• Supplied material:
◆ ◆ ◆
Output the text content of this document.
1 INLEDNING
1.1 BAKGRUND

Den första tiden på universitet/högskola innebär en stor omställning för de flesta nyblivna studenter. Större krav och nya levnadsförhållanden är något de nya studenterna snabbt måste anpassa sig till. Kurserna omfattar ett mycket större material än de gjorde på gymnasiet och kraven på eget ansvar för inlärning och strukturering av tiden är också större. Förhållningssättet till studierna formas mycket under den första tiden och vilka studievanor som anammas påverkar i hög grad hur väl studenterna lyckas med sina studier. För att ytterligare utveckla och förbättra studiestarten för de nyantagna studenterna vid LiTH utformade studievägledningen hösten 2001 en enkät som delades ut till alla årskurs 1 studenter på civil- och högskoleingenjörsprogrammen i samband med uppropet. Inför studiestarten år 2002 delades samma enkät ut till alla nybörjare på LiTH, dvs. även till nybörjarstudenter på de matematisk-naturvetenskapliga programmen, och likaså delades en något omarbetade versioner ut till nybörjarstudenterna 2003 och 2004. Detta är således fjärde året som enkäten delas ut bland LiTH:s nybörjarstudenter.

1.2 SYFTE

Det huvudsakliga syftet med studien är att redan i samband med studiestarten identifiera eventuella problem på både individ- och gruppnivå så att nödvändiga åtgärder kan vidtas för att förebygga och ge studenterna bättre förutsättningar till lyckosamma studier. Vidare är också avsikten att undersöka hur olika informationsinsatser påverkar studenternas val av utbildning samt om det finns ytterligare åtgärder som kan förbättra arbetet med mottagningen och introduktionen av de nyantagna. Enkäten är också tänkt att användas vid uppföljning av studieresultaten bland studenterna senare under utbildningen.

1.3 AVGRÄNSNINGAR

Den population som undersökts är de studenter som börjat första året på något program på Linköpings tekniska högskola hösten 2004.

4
◆ ◆ ◆
• Objective: Your task is to give the records above again, exactly.

• Response to this exercise:
Output the text content of this document.
1 INLEDNING
1.1 BAKGRUND

Den första tiden på universitet/högskola innebär en stor omställning för de flesta nyblivna studenter. Större krav och nya levnadsförhållanden är något de nya studenterna snabbt måste anpassa sig till. Kurserna omfattar ett mycket större material än de gjorde på gymnasiet och kraven på eget ansvar för inlärning och strukturering av tiden är också större. Förhållningssättet till studierna formas mycket under den första tiden och vilka studievanor som anammas påverkar i hög grad hur väl studenterna lyckas med sina studier. För att ytterligare utveckla och förbättra studiestarten för de nyantagna studenterna vid LiTH utformade studievägledningen hösten 2001 en enkät som delades ut till alla årskurs 1 studenter på civil- och högskoleingenjörsprogrammen i samband med uppropet. Inför studiestarten år 2002 delades samma enkät ut till alla nybörjare på LiTH, dvs. även till nybörjarstudenter på de matematisk-naturvetenskapliga programmen, och likaså delades en något omarbetade versioner ut till nybörjarstudenterna 2003 och 2004. Detta är således fjärde året som enkäten delas ut bland LiTH:s nybörjarstudenter.

1.2 SYFTE

Det huvudsakliga syftet med studien är att redan i samband med studiestarten identifiera eventuella problem på både individ- och gruppnivå så att nödvändiga åtgärder kan vidtas för att förebygga och ge studenterna bättre förutsättningar till lyckosamma studier. Vidare är också avsikten att undersöka hur olika informationsinsatser påverkar studenternas val av utbildning samt om det finns ytterligare åtgärder som kan förbättra arbetet med mottagningen och introduktionen av de nyantagna. Enkäten är också tänkt att användas vid uppföljning av studieresultaten bland studenterna senare under utbildningen.

1.3 AVGRÄNSNINGAR

Den population som undersökts är de studenter som börjat första året på något program på Linköpings tekniska högskola hösten 2004.

4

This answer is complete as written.